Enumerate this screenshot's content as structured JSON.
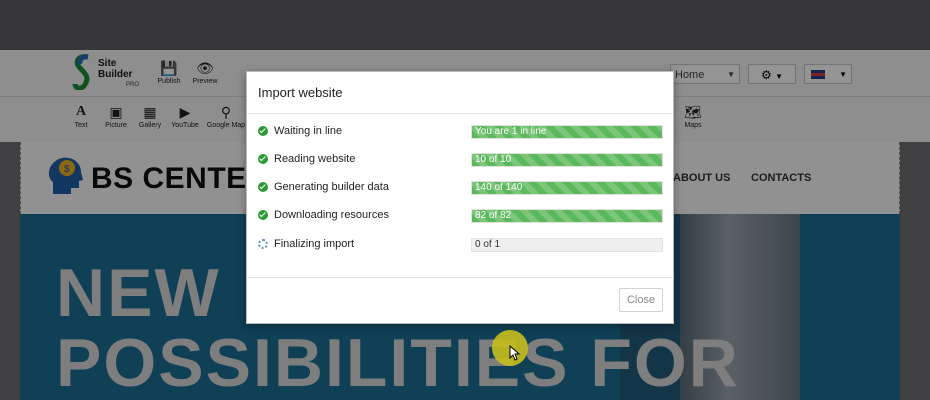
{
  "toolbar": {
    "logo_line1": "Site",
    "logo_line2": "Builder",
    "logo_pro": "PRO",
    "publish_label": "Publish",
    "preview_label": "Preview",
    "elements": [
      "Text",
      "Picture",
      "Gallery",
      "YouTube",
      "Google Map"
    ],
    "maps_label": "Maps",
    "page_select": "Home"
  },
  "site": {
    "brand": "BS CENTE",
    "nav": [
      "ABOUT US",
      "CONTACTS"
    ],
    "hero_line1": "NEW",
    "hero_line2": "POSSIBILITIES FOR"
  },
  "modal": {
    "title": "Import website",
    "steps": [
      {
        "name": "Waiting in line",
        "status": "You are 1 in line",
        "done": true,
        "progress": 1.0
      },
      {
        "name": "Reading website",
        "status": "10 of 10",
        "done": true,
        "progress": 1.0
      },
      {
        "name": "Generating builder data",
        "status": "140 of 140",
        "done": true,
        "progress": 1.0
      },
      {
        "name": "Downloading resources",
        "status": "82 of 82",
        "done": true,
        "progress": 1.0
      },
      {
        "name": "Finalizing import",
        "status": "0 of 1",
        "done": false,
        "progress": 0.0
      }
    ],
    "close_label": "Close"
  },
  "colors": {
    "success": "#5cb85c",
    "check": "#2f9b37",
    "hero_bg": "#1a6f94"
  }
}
_____
GOAL OF THE EXERCISE:
Your task is to return the entries above exactly, with no pictures.

OUTPUT FOR THIS EXERCISE:
Enumerate this screenshot's content as structured JSON.
{
  "toolbar": {
    "logo_line1": "Site",
    "logo_line2": "Builder",
    "logo_pro": "PRO",
    "publish_label": "Publish",
    "preview_label": "Preview",
    "elements": [
      "Text",
      "Picture",
      "Gallery",
      "YouTube",
      "Google Map"
    ],
    "maps_label": "Maps",
    "page_select": "Home"
  },
  "site": {
    "brand": "BS CENTE",
    "nav": [
      "ABOUT US",
      "CONTACTS"
    ],
    "hero_line1": "NEW",
    "hero_line2": "POSSIBILITIES FOR"
  },
  "modal": {
    "title": "Import website",
    "steps": [
      {
        "name": "Waiting in line",
        "status": "You are 1 in line",
        "done": true,
        "progress": 1.0
      },
      {
        "name": "Reading website",
        "status": "10 of 10",
        "done": true,
        "progress": 1.0
      },
      {
        "name": "Generating builder data",
        "status": "140 of 140",
        "done": true,
        "progress": 1.0
      },
      {
        "name": "Downloading resources",
        "status": "82 of 82",
        "done": true,
        "progress": 1.0
      },
      {
        "name": "Finalizing import",
        "status": "0 of 1",
        "done": false,
        "progress": 0.0
      }
    ],
    "close_label": "Close"
  },
  "colors": {
    "success": "#5cb85c",
    "check": "#2f9b37",
    "hero_bg": "#1a6f94"
  }
}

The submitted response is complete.